[Data records]

※ ※ ※

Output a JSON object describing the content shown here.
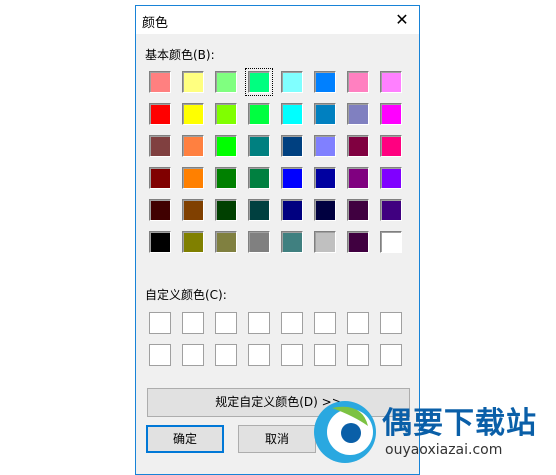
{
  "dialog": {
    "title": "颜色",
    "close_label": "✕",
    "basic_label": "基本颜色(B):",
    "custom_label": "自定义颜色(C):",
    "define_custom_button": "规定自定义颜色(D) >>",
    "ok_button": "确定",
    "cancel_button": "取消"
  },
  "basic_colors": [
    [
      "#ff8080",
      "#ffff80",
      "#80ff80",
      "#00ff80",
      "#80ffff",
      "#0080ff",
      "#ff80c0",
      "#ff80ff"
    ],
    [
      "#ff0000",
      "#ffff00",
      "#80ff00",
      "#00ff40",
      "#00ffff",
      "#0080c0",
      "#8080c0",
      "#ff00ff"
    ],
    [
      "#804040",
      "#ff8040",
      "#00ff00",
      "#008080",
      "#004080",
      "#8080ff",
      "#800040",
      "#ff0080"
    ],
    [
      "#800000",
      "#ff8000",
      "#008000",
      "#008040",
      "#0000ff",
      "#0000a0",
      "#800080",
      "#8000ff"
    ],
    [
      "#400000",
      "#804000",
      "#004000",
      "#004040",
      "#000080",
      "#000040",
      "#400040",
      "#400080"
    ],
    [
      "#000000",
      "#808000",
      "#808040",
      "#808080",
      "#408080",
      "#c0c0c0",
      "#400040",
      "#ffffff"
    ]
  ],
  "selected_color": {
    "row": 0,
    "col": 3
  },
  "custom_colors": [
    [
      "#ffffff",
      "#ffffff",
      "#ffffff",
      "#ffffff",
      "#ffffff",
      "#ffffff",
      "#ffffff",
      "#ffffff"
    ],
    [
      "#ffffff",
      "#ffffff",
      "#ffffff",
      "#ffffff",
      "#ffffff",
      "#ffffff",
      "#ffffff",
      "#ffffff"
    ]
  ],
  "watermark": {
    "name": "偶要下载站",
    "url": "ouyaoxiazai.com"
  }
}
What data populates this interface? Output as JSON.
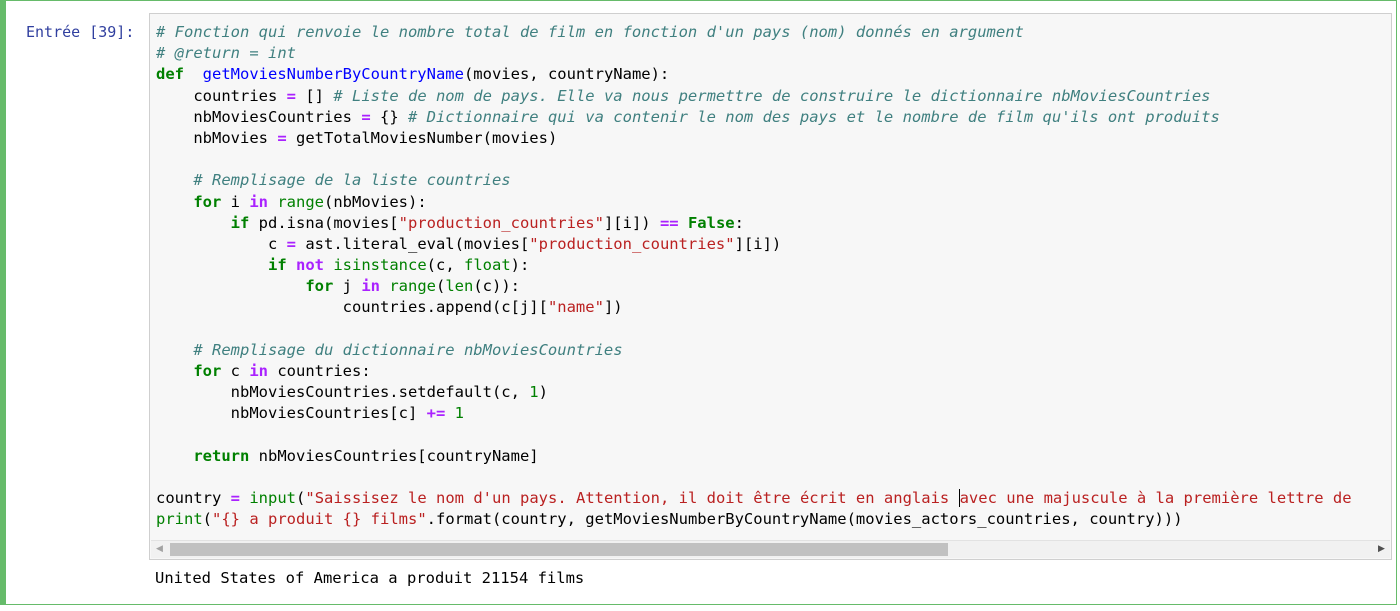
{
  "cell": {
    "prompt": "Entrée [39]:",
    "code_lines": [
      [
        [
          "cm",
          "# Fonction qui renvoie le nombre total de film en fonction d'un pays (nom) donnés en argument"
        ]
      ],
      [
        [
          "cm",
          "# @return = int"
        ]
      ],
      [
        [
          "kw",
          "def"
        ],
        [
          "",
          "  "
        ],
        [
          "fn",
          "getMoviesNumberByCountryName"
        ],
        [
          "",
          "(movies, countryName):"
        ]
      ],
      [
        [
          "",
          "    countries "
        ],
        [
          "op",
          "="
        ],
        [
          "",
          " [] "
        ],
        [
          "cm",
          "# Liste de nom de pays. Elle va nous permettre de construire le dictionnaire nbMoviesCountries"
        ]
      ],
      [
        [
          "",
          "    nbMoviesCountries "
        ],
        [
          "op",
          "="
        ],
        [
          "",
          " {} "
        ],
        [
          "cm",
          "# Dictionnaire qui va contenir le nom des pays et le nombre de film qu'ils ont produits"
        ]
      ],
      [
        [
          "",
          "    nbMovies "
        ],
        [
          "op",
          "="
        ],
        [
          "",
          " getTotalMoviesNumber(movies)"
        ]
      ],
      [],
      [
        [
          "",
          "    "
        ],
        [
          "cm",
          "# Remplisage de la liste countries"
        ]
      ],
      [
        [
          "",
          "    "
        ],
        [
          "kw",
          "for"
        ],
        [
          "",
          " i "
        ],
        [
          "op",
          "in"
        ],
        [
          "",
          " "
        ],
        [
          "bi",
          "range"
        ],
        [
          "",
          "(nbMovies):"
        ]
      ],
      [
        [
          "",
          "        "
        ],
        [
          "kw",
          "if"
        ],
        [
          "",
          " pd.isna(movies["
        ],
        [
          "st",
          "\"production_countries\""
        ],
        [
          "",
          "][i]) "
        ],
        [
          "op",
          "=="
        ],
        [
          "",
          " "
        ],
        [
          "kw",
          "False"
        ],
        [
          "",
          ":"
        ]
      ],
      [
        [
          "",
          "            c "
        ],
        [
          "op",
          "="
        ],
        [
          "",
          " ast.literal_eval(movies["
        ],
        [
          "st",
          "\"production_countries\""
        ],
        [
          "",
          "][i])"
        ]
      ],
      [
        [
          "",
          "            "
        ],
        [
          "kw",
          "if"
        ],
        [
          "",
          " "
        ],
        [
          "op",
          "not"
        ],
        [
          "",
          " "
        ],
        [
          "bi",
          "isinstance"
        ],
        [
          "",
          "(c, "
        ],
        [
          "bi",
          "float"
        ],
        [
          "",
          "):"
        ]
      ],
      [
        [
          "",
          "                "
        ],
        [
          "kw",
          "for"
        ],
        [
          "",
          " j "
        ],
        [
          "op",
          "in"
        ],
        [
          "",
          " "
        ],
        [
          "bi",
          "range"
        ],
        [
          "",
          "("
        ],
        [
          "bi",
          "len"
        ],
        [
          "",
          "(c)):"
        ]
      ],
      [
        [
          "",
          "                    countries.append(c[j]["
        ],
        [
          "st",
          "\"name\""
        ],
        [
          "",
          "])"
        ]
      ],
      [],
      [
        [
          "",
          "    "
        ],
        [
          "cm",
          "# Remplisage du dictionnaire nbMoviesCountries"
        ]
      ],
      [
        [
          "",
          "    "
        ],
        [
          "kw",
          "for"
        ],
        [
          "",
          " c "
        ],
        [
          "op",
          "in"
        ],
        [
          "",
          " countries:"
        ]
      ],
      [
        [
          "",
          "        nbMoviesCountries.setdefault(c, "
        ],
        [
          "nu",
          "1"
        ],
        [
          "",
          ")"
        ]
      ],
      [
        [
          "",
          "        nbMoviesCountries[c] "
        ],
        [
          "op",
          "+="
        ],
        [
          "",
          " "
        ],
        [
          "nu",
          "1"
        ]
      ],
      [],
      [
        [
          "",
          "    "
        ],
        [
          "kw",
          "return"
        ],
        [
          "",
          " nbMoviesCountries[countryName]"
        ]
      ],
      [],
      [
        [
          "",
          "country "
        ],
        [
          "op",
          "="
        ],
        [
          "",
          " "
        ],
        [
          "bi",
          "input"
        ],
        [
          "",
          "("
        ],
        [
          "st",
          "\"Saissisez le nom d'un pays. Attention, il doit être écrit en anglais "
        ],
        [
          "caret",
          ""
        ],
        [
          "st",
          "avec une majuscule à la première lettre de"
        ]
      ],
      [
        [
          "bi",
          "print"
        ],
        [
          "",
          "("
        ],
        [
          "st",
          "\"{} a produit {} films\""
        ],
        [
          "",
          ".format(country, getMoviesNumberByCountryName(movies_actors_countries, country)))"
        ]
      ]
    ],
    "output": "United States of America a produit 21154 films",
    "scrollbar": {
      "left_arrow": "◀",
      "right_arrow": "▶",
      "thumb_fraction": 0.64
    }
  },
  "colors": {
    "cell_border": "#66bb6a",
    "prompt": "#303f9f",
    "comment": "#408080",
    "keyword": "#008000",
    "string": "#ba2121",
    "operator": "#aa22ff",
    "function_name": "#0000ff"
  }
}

※ ※ ※

DIRECTIVE>
Reproduce each record above by retyping it exactly; omit all images.

EXPECTED OUTPUT>
Output a JSON object describing the content shown here.
{
  "dialog": {
    "title": "颜色",
    "close_label": "✕",
    "basic_label": "基本颜色(B):",
    "custom_label": "自定义颜色(C):",
    "define_custom_button": "规定自定义颜色(D) >>",
    "ok_button": "确定",
    "cancel_button": "取消"
  },
  "basic_colors": [
    [
      "#ff8080",
      "#ffff80",
      "#80ff80",
      "#00ff80",
      "#80ffff",
      "#0080ff",
      "#ff80c0",
      "#ff80ff"
    ],
    [
      "#ff0000",
      "#ffff00",
      "#80ff00",
      "#00ff40",
      "#00ffff",
      "#0080c0",
      "#8080c0",
      "#ff00ff"
    ],
    [
      "#804040",
      "#ff8040",
      "#00ff00",
      "#008080",
      "#004080",
      "#8080ff",
      "#800040",
      "#ff0080"
    ],
    [
      "#800000",
      "#ff8000",
      "#008000",
      "#008040",
      "#0000ff",
      "#0000a0",
      "#800080",
      "#8000ff"
    ],
    [
      "#400000",
      "#804000",
      "#004000",
      "#004040",
      "#000080",
      "#000040",
      "#400040",
      "#400080"
    ],
    [
      "#000000",
      "#808000",
      "#808040",
      "#808080",
      "#408080",
      "#c0c0c0",
      "#400040",
      "#ffffff"
    ]
  ],
  "selected_color": {
    "row": 0,
    "col": 3
  },
  "custom_colors": [
    [
      "#ffffff",
      "#ffffff",
      "#ffffff",
      "#ffffff",
      "#ffffff",
      "#ffffff",
      "#ffffff",
      "#ffffff"
    ],
    [
      "#ffffff",
      "#ffffff",
      "#ffffff",
      "#ffffff",
      "#ffffff",
      "#ffffff",
      "#ffffff",
      "#ffffff"
    ]
  ],
  "watermark": {
    "name": "偶要下载站",
    "url": "ouyaoxiazai.com"
  }
}
What data populates this interface? Output as JSON.
{
  "cell": {
    "prompt": "Entrée [39]:",
    "code_lines": [
      [
        [
          "cm",
          "# Fonction qui renvoie le nombre total de film en fonction d'un pays (nom) donnés en argument"
        ]
      ],
      [
        [
          "cm",
          "# @return = int"
        ]
      ],
      [
        [
          "kw",
          "def"
        ],
        [
          "",
          "  "
        ],
        [
          "fn",
          "getMoviesNumberByCountryName"
        ],
        [
          "",
          "(movies, countryName):"
        ]
      ],
      [
        [
          "",
          "    countries "
        ],
        [
          "op",
          "="
        ],
        [
          "",
          " [] "
        ],
        [
          "cm",
          "# Liste de nom de pays. Elle va nous permettre de construire le dictionnaire nbMoviesCountries"
        ]
      ],
      [
        [
          "",
          "    nbMoviesCountries "
        ],
        [
          "op",
          "="
        ],
        [
          "",
          " {} "
        ],
        [
          "cm",
          "# Dictionnaire qui va contenir le nom des pays et le nombre de film qu'ils ont produits"
        ]
      ],
      [
        [
          "",
          "    nbMovies "
        ],
        [
          "op",
          "="
        ],
        [
          "",
          " getTotalMoviesNumber(movies)"
        ]
      ],
      [],
      [
        [
          "",
          "    "
        ],
        [
          "cm",
          "# Remplisage de la liste countries"
        ]
      ],
      [
        [
          "",
          "    "
        ],
        [
          "kw",
          "for"
        ],
        [
          "",
          " i "
        ],
        [
          "op",
          "in"
        ],
        [
          "",
          " "
        ],
        [
          "bi",
          "range"
        ],
        [
          "",
          "(nbMovies):"
        ]
      ],
      [
        [
          "",
          "        "
        ],
        [
          "kw",
          "if"
        ],
        [
          "",
          " pd.isna(movies["
        ],
        [
          "st",
          "\"production_countries\""
        ],
        [
          "",
          "][i]) "
        ],
        [
          "op",
          "=="
        ],
        [
          "",
          " "
        ],
        [
          "kw",
          "False"
        ],
        [
          "",
          ":"
        ]
      ],
      [
        [
          "",
          "            c "
        ],
        [
          "op",
          "="
        ],
        [
          "",
          " ast.literal_eval(movies["
        ],
        [
          "st",
          "\"production_countries\""
        ],
        [
          "",
          "][i])"
        ]
      ],
      [
        [
          "",
          "            "
        ],
        [
          "kw",
          "if"
        ],
        [
          "",
          " "
        ],
        [
          "op",
          "not"
        ],
        [
          "",
          " "
        ],
        [
          "bi",
          "isinstance"
        ],
        [
          "",
          "(c, "
        ],
        [
          "bi",
          "float"
        ],
        [
          "",
          "):"
        ]
      ],
      [
        [
          "",
          "                "
        ],
        [
          "kw",
          "for"
        ],
        [
          "",
          " j "
        ],
        [
          "op",
          "in"
        ],
        [
          "",
          " "
        ],
        [
          "bi",
          "range"
        ],
        [
          "",
          "("
        ],
        [
          "bi",
          "len"
        ],
        [
          "",
          "(c)):"
        ]
      ],
      [
        [
          "",
          "                    countries.append(c[j]["
        ],
        [
          "st",
          "\"name\""
        ],
        [
          "",
          "])"
        ]
      ],
      [],
      [
        [
          "",
          "    "
        ],
        [
          "cm",
          "# Remplisage du dictionnaire nbMoviesCountries"
        ]
      ],
      [
        [
          "",
          "    "
        ],
        [
          "kw",
          "for"
        ],
        [
          "",
          " c "
        ],
        [
          "op",
          "in"
        ],
        [
          "",
          " countries:"
        ]
      ],
      [
        [
          "",
          "        nbMoviesCountries.setdefault(c, "
        ],
        [
          "nu",
          "1"
        ],
        [
          "",
          ")"
        ]
      ],
      [
        [
          "",
          "        nbMoviesCountries[c] "
        ],
        [
          "op",
          "+="
        ],
        [
          "",
          " "
        ],
        [
          "nu",
          "1"
        ]
      ],
      [],
      [
        [
          "",
          "    "
        ],
        [
          "kw",
          "return"
        ],
        [
          "",
          " nbMoviesCountries[countryName]"
        ]
      ],
      [],
      [
        [
          "",
          "country "
        ],
        [
          "op",
          "="
        ],
        [
          "",
          " "
        ],
        [
          "bi",
          "input"
        ],
        [
          "",
          "("
        ],
        [
          "st",
          "\"Saissisez le nom d'un pays. Attention, il doit être écrit en anglais "
        ],
        [
          "caret",
          ""
        ],
        [
          "st",
          "avec une majuscule à la première lettre de"
        ]
      ],
      [
        [
          "bi",
          "print"
        ],
        [
          "",
          "("
        ],
        [
          "st",
          "\"{} a produit {} films\""
        ],
        [
          "",
          ".format(country, getMoviesNumberByCountryName(movies_actors_countries, country)))"
        ]
      ]
    ],
    "output": "United States of America a produit 21154 films",
    "scrollbar": {
      "left_arrow": "◀",
      "right_arrow": "▶",
      "thumb_fraction": 0.64
    }
  },
  "colors": {
    "cell_border": "#66bb6a",
    "prompt": "#303f9f",
    "comment": "#408080",
    "keyword": "#008000",
    "string": "#ba2121",
    "operator": "#aa22ff",
    "function_name": "#0000ff"
  }
}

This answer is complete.